■ Directions for this task:
The required result is the exact run of lines beginning at the one containing "Output a JSON" and ending at the last line of the entries.

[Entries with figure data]
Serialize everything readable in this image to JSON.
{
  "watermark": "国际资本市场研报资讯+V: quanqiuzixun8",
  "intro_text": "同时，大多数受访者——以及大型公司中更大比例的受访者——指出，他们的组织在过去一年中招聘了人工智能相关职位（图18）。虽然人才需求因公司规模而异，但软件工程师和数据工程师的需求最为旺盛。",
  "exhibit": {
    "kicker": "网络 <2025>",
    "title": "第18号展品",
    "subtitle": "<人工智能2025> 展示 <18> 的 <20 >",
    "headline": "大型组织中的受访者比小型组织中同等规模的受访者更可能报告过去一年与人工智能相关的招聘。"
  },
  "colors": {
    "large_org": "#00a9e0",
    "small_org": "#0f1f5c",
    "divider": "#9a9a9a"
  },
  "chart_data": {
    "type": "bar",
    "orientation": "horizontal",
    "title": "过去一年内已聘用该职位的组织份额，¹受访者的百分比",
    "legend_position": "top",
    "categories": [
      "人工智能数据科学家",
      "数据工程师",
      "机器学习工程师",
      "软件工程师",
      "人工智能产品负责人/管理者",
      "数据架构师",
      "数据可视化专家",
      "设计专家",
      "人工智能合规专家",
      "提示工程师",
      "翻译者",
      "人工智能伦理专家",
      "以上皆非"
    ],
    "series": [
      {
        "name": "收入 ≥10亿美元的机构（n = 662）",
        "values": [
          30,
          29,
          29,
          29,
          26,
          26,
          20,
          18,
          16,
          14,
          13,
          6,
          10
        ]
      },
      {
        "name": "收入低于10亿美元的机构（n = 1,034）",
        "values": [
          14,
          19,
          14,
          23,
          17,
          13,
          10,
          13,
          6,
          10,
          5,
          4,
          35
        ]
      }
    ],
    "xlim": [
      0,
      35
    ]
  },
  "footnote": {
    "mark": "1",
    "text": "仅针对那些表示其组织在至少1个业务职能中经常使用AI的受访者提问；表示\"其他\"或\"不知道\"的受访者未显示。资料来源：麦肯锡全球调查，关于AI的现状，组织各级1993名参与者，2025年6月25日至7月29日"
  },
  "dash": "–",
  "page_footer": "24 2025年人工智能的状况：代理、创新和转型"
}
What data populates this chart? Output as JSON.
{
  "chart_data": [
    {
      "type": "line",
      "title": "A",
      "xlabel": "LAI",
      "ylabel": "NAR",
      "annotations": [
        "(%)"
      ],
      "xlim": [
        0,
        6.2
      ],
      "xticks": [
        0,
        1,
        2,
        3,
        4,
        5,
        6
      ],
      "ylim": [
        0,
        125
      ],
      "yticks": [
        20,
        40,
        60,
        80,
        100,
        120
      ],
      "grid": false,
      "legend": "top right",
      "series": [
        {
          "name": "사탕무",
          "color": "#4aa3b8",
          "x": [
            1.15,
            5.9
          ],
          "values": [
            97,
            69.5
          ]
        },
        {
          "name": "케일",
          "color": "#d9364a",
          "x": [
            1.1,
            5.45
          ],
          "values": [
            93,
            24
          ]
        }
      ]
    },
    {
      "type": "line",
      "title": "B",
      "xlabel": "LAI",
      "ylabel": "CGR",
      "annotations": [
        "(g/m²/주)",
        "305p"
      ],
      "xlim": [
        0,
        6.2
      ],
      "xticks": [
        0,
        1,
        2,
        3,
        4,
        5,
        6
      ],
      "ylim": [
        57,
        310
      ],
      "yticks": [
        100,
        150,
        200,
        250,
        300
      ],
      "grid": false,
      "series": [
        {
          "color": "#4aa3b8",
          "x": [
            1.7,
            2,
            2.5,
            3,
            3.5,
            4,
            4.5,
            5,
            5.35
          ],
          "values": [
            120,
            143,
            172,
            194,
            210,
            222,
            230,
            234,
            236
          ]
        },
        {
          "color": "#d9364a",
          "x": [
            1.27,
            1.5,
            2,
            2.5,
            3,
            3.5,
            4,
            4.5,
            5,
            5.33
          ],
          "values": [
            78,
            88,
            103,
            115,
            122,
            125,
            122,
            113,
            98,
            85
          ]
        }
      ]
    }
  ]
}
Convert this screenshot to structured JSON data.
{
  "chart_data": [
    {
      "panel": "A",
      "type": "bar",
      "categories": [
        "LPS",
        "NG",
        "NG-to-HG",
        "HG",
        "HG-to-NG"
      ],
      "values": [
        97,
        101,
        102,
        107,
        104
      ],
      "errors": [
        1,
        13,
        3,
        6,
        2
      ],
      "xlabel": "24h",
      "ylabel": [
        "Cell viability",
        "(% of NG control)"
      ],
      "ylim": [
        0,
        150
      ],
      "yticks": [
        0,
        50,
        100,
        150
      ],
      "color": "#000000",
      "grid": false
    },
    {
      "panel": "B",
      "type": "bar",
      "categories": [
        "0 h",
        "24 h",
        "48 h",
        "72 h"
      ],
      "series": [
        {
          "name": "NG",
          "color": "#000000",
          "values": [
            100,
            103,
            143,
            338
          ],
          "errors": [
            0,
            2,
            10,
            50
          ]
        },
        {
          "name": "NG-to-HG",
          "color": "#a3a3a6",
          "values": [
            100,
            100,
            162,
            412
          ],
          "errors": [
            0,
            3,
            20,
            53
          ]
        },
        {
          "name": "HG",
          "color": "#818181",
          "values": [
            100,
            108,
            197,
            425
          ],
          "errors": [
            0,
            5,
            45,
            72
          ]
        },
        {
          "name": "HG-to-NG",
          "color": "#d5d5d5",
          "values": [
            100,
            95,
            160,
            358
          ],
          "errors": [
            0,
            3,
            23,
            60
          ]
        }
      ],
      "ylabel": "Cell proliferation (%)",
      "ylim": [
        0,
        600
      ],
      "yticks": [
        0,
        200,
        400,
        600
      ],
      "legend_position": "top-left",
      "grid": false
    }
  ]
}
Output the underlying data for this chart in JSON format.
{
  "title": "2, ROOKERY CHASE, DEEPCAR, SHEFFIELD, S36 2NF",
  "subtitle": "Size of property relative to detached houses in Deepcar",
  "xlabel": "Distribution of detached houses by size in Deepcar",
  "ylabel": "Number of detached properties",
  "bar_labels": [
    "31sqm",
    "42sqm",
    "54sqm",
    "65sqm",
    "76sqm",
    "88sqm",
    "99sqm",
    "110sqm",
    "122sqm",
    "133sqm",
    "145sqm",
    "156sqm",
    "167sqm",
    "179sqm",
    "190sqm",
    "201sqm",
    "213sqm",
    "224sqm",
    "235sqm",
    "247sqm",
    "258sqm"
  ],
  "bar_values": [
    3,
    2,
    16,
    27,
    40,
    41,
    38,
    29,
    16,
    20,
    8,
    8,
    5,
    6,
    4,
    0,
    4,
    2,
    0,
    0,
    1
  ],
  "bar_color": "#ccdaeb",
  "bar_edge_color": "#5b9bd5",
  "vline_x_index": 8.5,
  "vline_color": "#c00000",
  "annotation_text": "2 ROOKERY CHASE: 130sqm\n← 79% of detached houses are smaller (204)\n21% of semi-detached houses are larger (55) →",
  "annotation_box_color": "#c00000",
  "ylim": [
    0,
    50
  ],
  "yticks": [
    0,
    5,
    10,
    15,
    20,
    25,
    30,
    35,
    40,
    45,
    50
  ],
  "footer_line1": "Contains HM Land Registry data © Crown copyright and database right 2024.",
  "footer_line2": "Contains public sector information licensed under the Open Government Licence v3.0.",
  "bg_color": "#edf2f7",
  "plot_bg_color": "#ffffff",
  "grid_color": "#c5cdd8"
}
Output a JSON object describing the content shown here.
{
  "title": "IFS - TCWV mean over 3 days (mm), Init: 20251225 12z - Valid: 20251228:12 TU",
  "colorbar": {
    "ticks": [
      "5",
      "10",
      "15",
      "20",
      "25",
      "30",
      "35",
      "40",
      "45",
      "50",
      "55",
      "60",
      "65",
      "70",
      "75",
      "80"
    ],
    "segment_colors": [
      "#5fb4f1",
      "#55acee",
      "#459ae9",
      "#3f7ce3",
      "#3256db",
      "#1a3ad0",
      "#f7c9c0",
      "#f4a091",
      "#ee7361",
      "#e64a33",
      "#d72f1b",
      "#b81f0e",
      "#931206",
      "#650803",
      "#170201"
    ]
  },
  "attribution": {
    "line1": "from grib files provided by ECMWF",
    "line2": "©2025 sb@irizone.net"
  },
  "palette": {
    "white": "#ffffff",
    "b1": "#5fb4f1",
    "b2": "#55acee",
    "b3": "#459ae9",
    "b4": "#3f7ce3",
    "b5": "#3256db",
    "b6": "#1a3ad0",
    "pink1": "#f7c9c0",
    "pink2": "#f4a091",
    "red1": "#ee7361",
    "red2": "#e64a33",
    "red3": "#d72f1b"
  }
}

■ Response:
Output a JSON object describing the content shown here.
{
  "title": "IFS - TCWV mean over 3 days (mm), Init: 20251225 12z - Valid: 20251228:12 TU",
  "colorbar": {
    "ticks": [
      "5",
      "10",
      "15",
      "20",
      "25",
      "30",
      "35",
      "40",
      "45",
      "50",
      "55",
      "60",
      "65",
      "70",
      "75",
      "80"
    ],
    "segment_colors": [
      "#5fb4f1",
      "#55acee",
      "#459ae9",
      "#3f7ce3",
      "#3256db",
      "#1a3ad0",
      "#f7c9c0",
      "#f4a091",
      "#ee7361",
      "#e64a33",
      "#d72f1b",
      "#b81f0e",
      "#931206",
      "#650803",
      "#170201"
    ]
  },
  "attribution": {
    "line1": "from grib files provided by ECMWF",
    "line2": "©2025 sb@irizone.net"
  },
  "palette": {
    "white": "#ffffff",
    "b1": "#5fb4f1",
    "b2": "#55acee",
    "b3": "#459ae9",
    "b4": "#3f7ce3",
    "b5": "#3256db",
    "b6": "#1a3ad0",
    "pink1": "#f7c9c0",
    "pink2": "#f4a091",
    "red1": "#ee7361",
    "red2": "#e64a33",
    "red3": "#d72f1b"
  }
}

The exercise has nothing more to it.